:: I DATI ::

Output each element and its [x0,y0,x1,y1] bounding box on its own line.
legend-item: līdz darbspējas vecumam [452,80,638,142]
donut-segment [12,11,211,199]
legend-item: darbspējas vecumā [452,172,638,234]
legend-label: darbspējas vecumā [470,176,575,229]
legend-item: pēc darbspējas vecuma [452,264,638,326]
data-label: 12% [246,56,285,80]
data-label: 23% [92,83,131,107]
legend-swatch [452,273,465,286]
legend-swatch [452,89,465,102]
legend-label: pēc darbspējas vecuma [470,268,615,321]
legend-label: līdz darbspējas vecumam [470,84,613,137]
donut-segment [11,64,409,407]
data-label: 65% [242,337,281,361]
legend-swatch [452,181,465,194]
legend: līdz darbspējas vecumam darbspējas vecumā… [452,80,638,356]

:::
:: I DATI ::

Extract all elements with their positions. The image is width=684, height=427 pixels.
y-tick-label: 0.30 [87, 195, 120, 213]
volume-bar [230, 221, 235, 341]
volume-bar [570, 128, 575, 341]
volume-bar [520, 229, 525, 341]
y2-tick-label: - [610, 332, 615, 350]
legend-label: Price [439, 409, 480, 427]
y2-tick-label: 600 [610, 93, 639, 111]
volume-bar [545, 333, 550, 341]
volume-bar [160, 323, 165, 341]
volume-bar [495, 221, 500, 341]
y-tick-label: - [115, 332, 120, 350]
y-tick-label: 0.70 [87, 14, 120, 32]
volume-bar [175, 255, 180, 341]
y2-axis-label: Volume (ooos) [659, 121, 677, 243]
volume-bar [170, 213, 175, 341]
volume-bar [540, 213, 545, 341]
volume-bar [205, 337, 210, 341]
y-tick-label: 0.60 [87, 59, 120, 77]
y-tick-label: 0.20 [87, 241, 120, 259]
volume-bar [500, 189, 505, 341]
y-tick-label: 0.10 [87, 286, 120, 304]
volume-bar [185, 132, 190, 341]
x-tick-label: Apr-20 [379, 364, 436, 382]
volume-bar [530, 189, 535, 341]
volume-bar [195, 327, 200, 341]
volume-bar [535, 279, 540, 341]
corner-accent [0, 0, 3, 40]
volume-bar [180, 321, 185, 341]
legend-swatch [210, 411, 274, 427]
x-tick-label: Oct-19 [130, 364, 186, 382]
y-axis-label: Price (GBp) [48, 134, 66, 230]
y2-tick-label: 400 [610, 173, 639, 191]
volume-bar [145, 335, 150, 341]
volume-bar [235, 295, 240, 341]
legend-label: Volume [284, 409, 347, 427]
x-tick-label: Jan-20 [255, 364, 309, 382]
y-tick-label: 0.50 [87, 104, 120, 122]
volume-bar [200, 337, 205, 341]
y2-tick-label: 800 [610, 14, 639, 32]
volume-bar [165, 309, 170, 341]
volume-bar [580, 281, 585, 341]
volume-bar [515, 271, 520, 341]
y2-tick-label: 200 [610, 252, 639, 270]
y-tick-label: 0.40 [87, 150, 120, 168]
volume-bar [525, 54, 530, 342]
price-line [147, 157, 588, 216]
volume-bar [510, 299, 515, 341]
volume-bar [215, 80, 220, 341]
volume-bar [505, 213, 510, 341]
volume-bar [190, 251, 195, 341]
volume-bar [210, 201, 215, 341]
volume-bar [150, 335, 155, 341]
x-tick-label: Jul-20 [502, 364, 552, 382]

:::

CONSEGNA:
Cita parola per parola le righe a partire da quella che contiene "Output each element" e fino a quella che contiene "legend: līdz darbspējas", entrambe incluse.

RISULTATO DELL'ESERCIZIO:
Output each element and its [x0,y0,x1,y1] bounding box on its own line.
legend-item: līdz darbspējas vecumam [452,80,638,142]
donut-segment [12,11,211,199]
legend-item: darbspējas vecumā [452,172,638,234]
legend-label: darbspējas vecumā [470,176,575,229]
legend-item: pēc darbspējas vecuma [452,264,638,326]
data-label: 12% [246,56,285,80]
data-label: 23% [92,83,131,107]
legend-swatch [452,273,465,286]
legend-swatch [452,89,465,102]
legend-label: pēc darbspējas vecuma [470,268,615,321]
legend-label: līdz darbspējas vecumam [470,84,613,137]
donut-segment [11,64,409,407]
data-label: 65% [242,337,281,361]
legend-swatch [452,181,465,194]
legend: līdz darbspējas vecumam darbspējas vecumā… [452,80,638,356]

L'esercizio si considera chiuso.